Records contained in a dataset
-------
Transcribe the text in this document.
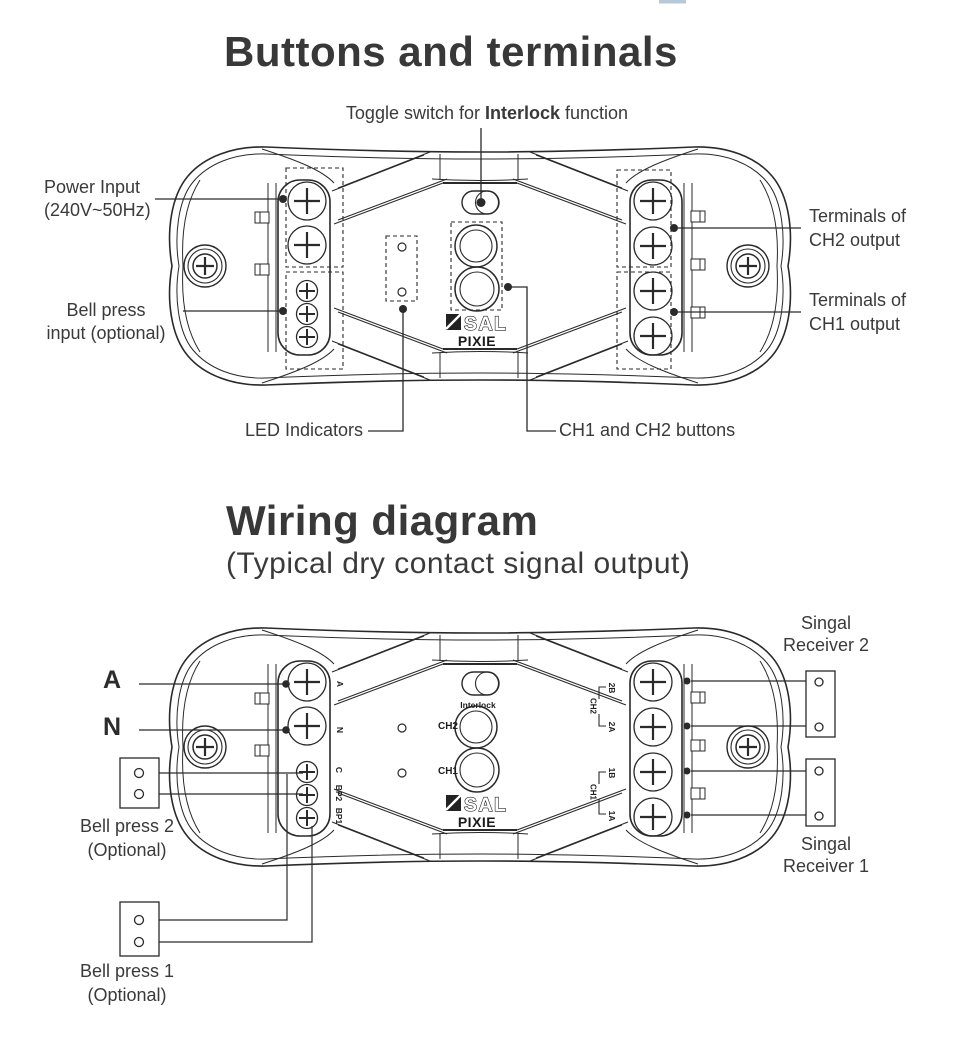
SAL
PIXIE
SAL
PIXIE
Buttons and terminals
Toggle switch for Interlock function
Power Input
(240V~50Hz)
Bell press
input (optional)
Terminals of
CH2 output
Terminals of
CH1 output
LED Indicators	CH1 and CH2 buttons
Wiring diagram
(Typical dry contact signal output)
A
N
Bell press 2
(Optional)
Bell press 1
(Optional)
Singal
Receiver 2
Singal
Receiver 1
Interlock
CH2
CH1
A
N
C
BP2
BP1
2B
2A
1B
1A
CH2
CH1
-------
* _AIM OF THE EXERCISE_: Images do not belong in the copy; reproduce all other parts of the records above verbatim.

* _EXERCISE ANSWER_:
Transcribe the text in this document.
SAL
PIXIE
SAL
PIXIE
Buttons and terminals
Toggle switch for Interlock function
Power Input
(240V~50Hz)
Bell press
input (optional)
Terminals of
CH2 output
Terminals of
CH1 output
LED Indicators	CH1 and CH2 buttons
Wiring diagram
(Typical dry contact signal output)
A
N
Bell press 2
(Optional)
Bell press 1
(Optional)
Singal
Receiver 2
Singal
Receiver 1
Interlock
CH2
CH1
A
N
C
BP2
BP1
2B
2A
1B
1A
CH2
CH1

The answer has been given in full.